┌─ MATERIAL
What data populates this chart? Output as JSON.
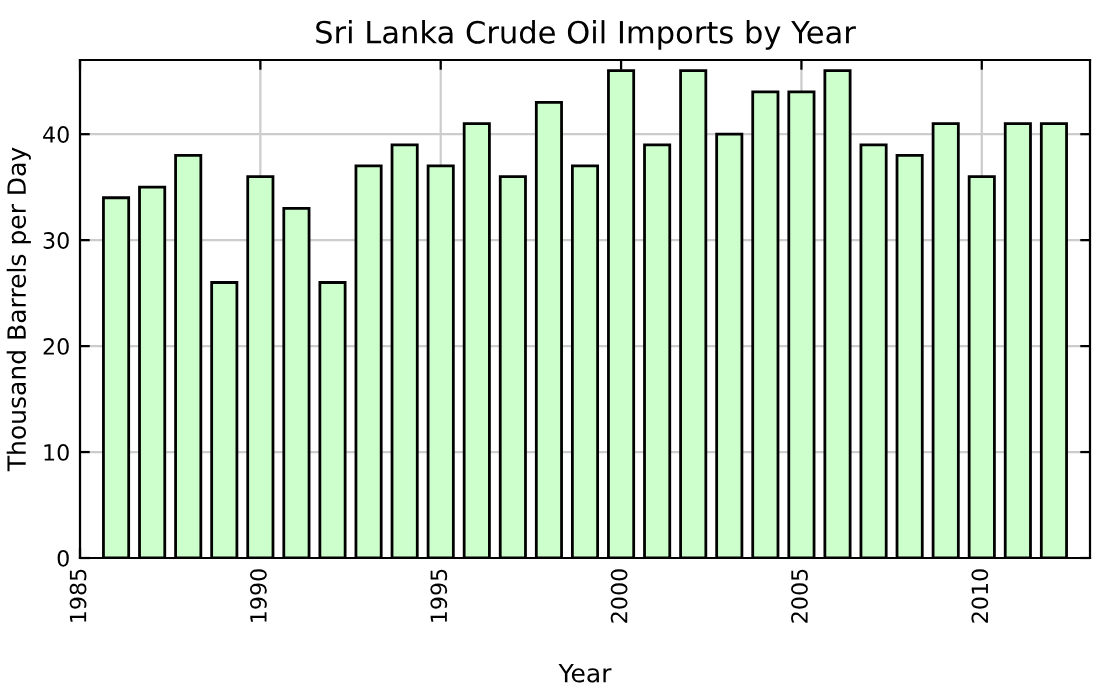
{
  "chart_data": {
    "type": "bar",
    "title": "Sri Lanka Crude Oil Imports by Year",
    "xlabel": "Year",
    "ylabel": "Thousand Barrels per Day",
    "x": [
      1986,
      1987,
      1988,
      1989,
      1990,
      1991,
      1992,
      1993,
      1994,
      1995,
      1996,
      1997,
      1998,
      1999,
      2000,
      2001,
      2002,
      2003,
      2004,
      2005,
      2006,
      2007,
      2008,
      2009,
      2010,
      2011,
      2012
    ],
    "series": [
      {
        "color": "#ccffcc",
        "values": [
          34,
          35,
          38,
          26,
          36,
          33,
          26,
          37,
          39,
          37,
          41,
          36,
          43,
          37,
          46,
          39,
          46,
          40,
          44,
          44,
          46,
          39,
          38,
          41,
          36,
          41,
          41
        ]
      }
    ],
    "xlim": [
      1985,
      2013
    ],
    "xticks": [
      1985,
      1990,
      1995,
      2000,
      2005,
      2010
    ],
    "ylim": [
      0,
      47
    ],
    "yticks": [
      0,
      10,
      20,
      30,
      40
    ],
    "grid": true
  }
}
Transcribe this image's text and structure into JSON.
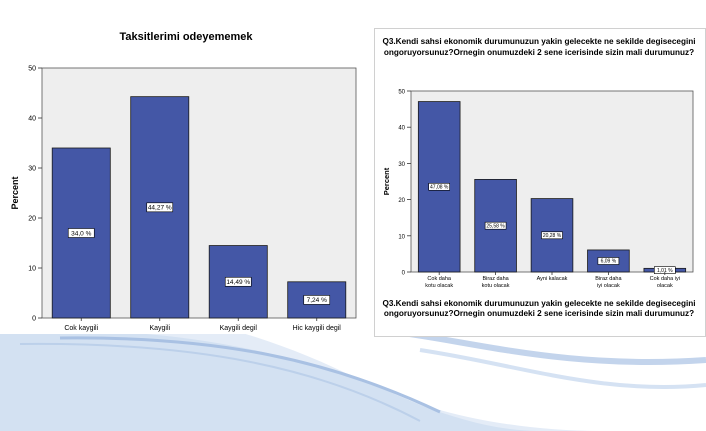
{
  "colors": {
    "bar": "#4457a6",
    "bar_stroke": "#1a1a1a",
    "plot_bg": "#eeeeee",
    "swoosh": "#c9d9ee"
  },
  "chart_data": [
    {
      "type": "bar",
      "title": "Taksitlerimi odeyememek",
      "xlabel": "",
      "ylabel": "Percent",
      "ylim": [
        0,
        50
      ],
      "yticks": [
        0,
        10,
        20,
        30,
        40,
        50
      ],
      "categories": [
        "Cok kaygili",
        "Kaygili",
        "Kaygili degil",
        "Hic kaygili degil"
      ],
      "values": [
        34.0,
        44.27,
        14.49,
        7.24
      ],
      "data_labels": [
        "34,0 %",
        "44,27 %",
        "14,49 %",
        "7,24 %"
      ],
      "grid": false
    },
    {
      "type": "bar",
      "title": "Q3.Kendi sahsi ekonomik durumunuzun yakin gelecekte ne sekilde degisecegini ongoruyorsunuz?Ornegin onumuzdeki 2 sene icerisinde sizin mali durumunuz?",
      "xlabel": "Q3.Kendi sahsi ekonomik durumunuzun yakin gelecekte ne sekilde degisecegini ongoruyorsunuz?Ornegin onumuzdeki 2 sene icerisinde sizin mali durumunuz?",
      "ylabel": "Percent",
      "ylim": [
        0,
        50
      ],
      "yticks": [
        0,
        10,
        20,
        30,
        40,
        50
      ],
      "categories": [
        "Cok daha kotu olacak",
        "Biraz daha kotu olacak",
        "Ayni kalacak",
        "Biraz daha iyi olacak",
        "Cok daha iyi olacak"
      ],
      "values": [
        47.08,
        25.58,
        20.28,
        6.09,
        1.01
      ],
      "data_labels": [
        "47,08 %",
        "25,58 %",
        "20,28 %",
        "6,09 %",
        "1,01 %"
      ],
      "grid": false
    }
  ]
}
└─
■ **WHAT YOU HAVE TO DO**: Find all lines holding the string "sizin" and copy them.

■ **ANSWER TO THE PROBLEM**:
      "title": "Q3.Kendi sahsi ekonomik durumunuzun yakin gelecekte ne sekilde degisecegini ongoruyorsunuz?Ornegin onumuzdeki 2 sene icerisinde sizin mali durumunuz?",
      "xlabel": "Q3.Kendi sahsi ekonomik durumunuzun yakin gelecekte ne sekilde degisecegini ongoruyorsunuz?Ornegin onumuzdeki 2 sene icerisinde sizin mali durumunuz?",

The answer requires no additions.